Task requirements
Reproduce the records exactly.

++++ Records supplied ++++

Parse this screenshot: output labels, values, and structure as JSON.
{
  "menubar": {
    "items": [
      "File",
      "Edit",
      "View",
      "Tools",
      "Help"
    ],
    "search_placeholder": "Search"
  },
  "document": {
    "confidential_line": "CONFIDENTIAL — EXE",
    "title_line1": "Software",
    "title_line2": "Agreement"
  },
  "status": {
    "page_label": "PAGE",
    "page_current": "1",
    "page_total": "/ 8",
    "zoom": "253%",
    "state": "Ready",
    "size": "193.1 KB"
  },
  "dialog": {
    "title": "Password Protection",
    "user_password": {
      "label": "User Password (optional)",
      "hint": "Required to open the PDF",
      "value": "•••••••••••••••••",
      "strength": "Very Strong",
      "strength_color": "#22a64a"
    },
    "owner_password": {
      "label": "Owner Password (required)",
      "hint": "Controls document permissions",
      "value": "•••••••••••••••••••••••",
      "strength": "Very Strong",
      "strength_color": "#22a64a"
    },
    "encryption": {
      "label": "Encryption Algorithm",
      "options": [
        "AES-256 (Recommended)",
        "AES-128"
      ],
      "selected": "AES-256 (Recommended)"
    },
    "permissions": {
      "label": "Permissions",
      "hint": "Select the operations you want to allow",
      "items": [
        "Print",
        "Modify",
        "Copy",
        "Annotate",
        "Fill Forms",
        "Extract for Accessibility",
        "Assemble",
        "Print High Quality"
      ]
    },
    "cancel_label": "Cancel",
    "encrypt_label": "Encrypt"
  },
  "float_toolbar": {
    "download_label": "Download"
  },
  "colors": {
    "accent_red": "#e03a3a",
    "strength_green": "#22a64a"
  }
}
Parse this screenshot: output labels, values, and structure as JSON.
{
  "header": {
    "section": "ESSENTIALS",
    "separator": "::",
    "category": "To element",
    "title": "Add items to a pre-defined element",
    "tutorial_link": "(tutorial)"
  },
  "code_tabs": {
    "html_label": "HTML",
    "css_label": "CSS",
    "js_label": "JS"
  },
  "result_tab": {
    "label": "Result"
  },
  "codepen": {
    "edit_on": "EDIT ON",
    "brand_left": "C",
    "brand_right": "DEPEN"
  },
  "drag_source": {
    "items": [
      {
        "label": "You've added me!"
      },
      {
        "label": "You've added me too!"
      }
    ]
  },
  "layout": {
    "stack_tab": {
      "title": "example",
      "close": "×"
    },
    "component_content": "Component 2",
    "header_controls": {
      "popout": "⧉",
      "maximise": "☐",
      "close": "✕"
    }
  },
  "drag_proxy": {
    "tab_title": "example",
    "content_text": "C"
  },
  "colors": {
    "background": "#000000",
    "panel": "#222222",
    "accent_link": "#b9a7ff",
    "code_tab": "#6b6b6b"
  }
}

++++

Answer in full
Parse this screenshot: output labels, values, and structure as JSON.
{
  "menubar": {
    "items": [
      "File",
      "Edit",
      "View",
      "Tools",
      "Help"
    ],
    "search_placeholder": "Search"
  },
  "document": {
    "confidential_line": "CONFIDENTIAL — EXE",
    "title_line1": "Software",
    "title_line2": "Agreement"
  },
  "status": {
    "page_label": "PAGE",
    "page_current": "1",
    "page_total": "/ 8",
    "zoom": "253%",
    "state": "Ready",
    "size": "193.1 KB"
  },
  "dialog": {
    "title": "Password Protection",
    "user_password": {
      "label": "User Password (optional)",
      "hint": "Required to open the PDF",
      "value": "•••••••••••••••••",
      "strength": "Very Strong",
      "strength_color": "#22a64a"
    },
    "owner_password": {
      "label": "Owner Password (required)",
      "hint": "Controls document permissions",
      "value": "•••••••••••••••••••••••",
      "strength": "Very Strong",
      "strength_color": "#22a64a"
    },
    "encryption": {
      "label": "Encryption Algorithm",
      "options": [
        "AES-256 (Recommended)",
        "AES-128"
      ],
      "selected": "AES-256 (Recommended)"
    },
    "permissions": {
      "label": "Permissions",
      "hint": "Select the operations you want to allow",
      "items": [
        "Print",
        "Modify",
        "Copy",
        "Annotate",
        "Fill Forms",
        "Extract for Accessibility",
        "Assemble",
        "Print High Quality"
      ]
    },
    "cancel_label": "Cancel",
    "encrypt_label": "Encrypt"
  },
  "float_toolbar": {
    "download_label": "Download"
  },
  "colors": {
    "accent_red": "#e03a3a",
    "strength_green": "#22a64a"
  }
}
Parse this screenshot: output labels, values, and structure as JSON.
{
  "header": {
    "section": "ESSENTIALS",
    "separator": "::",
    "category": "To element",
    "title": "Add items to a pre-defined element",
    "tutorial_link": "(tutorial)"
  },
  "code_tabs": {
    "html_label": "HTML",
    "css_label": "CSS",
    "js_label": "JS"
  },
  "result_tab": {
    "label": "Result"
  },
  "codepen": {
    "edit_on": "EDIT ON",
    "brand_left": "C",
    "brand_right": "DEPEN"
  },
  "drag_source": {
    "items": [
      {
        "label": "You've added me!"
      },
      {
        "label": "You've added me too!"
      }
    ]
  },
  "layout": {
    "stack_tab": {
      "title": "example",
      "close": "×"
    },
    "component_content": "Component 2",
    "header_controls": {
      "popout": "⧉",
      "maximise": "☐",
      "close": "✕"
    }
  },
  "drag_proxy": {
    "tab_title": "example",
    "content_text": "C"
  },
  "colors": {
    "background": "#000000",
    "panel": "#222222",
    "accent_link": "#b9a7ff",
    "code_tab": "#6b6b6b"
  }
}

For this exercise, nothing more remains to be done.